However, I soon noticed that if anyone on the computer uses MatLab, I fall back to the paged memory performance !
I suspect that MatLab uses ALL the pinned memory available on the system and that if openCL cannot allocate in pinned memory, it silently allocate in paged memory.
Hence, Naroqueen, if you want to use pinned memory, I suggest you ban the usage of MatLab on the machine during your GPU testing (important, a «clear all» is not sufficient, you must quit MatLab for the memory to be released).
(I noticed that with MatLab, but perhaps other applications may behave in a antisocial way with memory: try as much as possible to release pinned memory when you are finished )
For the Linux users,
gives the current per process limit on locked memory (on bash) in kilobytes.
You may try to increase it by :
ulimit -S -l 16384
for example. But that way you are limited to the hard limit (the hard limit is given by
ulimit -H -l
) for increasing the hard limit and the default user limit, you should add lines as
mylogon hard memlock unlimited
mylogon soft memlock 16384
@mygroup hard memlock unlimited
@mygroup soft memlock 16384
to /etc/security/limits.conf and log again (launching a new shell won’t make it, because you’ll get the limits of you login. However ssh -X localhost will do because it is a sort of relogin). No need to reboot of course, it is unix…

■ RECORD EXTRACTS:
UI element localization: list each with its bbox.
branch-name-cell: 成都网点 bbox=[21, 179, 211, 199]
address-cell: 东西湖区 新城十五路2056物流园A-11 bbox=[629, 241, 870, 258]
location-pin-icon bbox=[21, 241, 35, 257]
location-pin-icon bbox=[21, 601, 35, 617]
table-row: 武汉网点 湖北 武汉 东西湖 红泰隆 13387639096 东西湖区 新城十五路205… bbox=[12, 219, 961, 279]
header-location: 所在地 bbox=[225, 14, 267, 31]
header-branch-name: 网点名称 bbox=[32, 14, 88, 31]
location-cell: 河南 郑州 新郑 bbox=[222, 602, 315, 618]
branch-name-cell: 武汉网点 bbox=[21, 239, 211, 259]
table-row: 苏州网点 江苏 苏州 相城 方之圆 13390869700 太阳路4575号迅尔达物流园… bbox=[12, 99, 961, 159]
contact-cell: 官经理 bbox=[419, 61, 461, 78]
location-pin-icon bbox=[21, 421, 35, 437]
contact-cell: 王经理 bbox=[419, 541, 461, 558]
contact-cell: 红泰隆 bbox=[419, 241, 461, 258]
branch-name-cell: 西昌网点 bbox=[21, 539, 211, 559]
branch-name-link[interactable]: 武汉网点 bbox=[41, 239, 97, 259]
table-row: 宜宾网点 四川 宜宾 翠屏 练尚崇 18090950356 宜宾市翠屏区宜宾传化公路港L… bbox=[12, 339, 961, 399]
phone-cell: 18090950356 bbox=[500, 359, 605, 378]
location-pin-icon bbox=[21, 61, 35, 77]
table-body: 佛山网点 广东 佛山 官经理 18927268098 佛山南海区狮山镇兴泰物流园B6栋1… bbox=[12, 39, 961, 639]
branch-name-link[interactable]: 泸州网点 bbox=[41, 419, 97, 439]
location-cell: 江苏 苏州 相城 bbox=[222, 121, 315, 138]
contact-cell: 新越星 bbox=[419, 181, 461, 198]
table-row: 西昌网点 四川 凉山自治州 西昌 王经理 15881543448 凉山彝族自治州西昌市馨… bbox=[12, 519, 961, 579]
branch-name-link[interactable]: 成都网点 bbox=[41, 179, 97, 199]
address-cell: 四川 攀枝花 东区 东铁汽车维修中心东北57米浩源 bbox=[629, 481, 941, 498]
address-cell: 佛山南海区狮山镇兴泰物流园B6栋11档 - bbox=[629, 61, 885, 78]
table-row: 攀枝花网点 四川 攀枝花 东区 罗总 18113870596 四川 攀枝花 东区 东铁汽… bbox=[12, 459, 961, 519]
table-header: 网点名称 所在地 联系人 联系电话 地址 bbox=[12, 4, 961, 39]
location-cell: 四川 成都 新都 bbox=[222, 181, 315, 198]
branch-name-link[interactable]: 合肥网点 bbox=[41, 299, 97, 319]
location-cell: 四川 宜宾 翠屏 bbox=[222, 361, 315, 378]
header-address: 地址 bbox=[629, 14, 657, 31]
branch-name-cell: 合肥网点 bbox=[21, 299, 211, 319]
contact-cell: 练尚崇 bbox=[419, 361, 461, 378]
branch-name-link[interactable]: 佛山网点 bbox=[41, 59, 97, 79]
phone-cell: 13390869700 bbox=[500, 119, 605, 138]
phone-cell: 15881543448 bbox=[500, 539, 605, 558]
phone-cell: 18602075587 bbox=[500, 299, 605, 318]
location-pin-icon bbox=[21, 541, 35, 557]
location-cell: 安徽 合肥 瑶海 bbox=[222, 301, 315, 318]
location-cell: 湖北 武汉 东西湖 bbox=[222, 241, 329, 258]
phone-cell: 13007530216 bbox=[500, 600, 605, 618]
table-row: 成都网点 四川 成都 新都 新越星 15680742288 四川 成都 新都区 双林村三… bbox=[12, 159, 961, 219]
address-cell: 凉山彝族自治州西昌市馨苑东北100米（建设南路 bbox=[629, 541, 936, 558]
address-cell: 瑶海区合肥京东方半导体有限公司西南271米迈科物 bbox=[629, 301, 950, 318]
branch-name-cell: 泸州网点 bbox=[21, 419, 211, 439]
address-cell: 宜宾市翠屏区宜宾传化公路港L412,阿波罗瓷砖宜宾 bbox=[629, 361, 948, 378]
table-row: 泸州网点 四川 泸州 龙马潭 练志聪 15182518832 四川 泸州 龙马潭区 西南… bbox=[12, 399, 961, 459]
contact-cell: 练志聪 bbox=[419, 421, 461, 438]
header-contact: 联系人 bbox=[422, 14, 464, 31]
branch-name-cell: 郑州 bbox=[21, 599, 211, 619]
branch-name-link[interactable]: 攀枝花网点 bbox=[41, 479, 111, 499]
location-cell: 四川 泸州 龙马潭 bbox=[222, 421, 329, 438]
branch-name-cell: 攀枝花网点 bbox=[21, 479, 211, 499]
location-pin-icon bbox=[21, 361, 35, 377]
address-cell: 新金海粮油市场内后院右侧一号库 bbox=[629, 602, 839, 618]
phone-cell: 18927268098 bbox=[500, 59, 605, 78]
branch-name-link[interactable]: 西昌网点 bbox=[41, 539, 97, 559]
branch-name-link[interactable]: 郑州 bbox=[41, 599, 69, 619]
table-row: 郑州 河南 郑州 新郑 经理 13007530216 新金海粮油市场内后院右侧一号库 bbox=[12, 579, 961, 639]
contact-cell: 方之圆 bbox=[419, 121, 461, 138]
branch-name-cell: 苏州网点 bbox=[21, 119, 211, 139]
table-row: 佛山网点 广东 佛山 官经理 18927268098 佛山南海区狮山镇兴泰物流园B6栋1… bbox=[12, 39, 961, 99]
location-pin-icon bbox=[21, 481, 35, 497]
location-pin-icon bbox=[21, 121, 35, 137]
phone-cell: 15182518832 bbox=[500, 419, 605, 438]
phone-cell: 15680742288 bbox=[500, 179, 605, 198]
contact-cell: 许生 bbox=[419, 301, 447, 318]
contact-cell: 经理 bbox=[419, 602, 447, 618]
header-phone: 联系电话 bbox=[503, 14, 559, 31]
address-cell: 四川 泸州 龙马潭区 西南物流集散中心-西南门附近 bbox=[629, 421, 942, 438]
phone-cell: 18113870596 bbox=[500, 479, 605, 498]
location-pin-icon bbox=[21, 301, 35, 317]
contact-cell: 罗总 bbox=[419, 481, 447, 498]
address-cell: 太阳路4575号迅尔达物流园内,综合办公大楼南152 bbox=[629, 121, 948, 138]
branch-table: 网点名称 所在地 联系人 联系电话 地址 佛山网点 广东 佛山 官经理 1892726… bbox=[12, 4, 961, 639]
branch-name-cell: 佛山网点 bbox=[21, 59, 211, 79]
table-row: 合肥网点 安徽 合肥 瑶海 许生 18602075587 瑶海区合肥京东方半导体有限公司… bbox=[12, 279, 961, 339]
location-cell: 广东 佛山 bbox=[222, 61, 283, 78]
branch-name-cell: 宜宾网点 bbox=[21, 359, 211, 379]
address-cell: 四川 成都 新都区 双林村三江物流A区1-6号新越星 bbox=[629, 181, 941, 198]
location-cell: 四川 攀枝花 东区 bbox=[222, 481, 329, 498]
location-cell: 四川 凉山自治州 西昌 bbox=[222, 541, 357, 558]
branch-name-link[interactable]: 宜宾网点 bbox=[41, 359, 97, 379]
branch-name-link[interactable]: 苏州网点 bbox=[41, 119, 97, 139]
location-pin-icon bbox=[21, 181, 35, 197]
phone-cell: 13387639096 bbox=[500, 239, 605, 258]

■ TO DO:
a - Retype the part of the pinned memory text from "I suspect that" up to and including "are finished )".
b - Change "location-pin-icon" to "map-pin-icon" in the entries from their first line up to and including the line with "table-row: 苏州网点 江苏". Return only those lines, with nothing else changed.
The excerpted text and the entries have nothing to do with each other.

■ PER-TASK OUTPUTS:
a -
I suspect that MatLab uses ALL the pinned memory available on the system and that if openCL cannot allocate in pinned memory, it silently allocate in paged memory.
Hence, Naroqueen, if you want to use pinned memory, I suggest you ban the usage of MatLab on the machine during your GPU testing (important, a «clear all» is not sufficient, you must quit MatLab for the memory to be released).
(I noticed that with MatLab, but perhaps other applications may behave in a antisocial way with memory: try as much as possible to release pinned memory when you are finished )

b -
UI element localization: list each with its bbox.
branch-name-cell: 成都网点 bbox=[21, 179, 211, 199]
address-cell: 东西湖区 新城十五路2056物流园A-11 bbox=[629, 241, 870, 258]
map-pin-icon bbox=[21, 241, 35, 257]
map-pin-icon bbox=[21, 601, 35, 617]
table-row: 武汉网点 湖北 武汉 东西湖 红泰隆 13387639096 东西湖区 新城十五路205… bbox=[12, 219, 961, 279]
header-location: 所在地 bbox=[225, 14, 267, 31]
header-branch-name: 网点名称 bbox=[32, 14, 88, 31]
location-cell: 河南 郑州 新郑 bbox=[222, 602, 315, 618]
branch-name-cell: 武汉网点 bbox=[21, 239, 211, 259]
table-row: 苏州网点 江苏 苏州 相城 方之圆 13390869700 太阳路4575号迅尔达物流园… bbox=[12, 99, 961, 159]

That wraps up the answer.